> **Requirement**: Every line below must be reproduced exactly. Copy them all.

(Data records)
• • • • •

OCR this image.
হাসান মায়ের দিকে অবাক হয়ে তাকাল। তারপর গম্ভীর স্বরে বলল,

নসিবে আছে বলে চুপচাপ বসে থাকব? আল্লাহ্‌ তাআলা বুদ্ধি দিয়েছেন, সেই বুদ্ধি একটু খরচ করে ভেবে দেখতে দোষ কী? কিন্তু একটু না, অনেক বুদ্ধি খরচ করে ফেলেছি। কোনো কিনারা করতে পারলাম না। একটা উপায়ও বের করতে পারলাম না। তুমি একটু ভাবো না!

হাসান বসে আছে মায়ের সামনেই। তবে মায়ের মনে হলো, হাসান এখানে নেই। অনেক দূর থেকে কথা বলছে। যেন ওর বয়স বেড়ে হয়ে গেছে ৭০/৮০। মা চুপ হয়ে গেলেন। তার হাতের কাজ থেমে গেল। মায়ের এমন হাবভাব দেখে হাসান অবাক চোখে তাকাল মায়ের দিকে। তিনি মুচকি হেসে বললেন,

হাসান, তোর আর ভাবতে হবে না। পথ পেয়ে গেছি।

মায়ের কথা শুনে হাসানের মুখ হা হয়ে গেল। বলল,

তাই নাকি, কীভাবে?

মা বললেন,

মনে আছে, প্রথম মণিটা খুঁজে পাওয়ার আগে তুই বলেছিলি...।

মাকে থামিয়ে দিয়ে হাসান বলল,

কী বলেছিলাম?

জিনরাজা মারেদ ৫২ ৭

• • • • •

> **Solution**:
OCR this image.
হাসান মায়ের দিকে অবাক হয়ে তাকাল। তারপর গম্ভীর স্বরে বলল,

নসিবে আছে বলে চুপচাপ বসে থাকব? আল্লাহ্‌ তাআলা বুদ্ধি দিয়েছেন, সেই বুদ্ধি একটু খরচ করে ভেবে দেখতে দোষ কী? কিন্তু একটু না, অনেক বুদ্ধি খরচ করে ফেলেছি। কোনো কিনারা করতে পারলাম না। একটা উপায়ও বের করতে পারলাম না। তুমি একটু ভাবো না!

হাসান বসে আছে মায়ের সামনেই। তবে মায়ের মনে হলো, হাসান এখানে নেই। অনেক দূর থেকে কথা বলছে। যেন ওর বয়স বেড়ে হয়ে গেছে ৭০/৮০। মা চুপ হয়ে গেলেন। তার হাতের কাজ থেমে গেল। মায়ের এমন হাবভাব দেখে হাসান অবাক চোখে তাকাল মায়ের দিকে। তিনি মুচকি হেসে বললেন,

হাসান, তোর আর ভাবতে হবে না। পথ পেয়ে গেছি।

মায়ের কথা শুনে হাসানের মুখ হা হয়ে গেল। বলল,

তাই নাকি, কীভাবে?

মা বললেন,

মনে আছে, প্রথম মণিটা খুঁজে পাওয়ার আগে তুই বলেছিলি...।

মাকে থামিয়ে দিয়ে হাসান বলল,

কী বলেছিলাম?

জিনরাজা মারেদ ৫২ ৭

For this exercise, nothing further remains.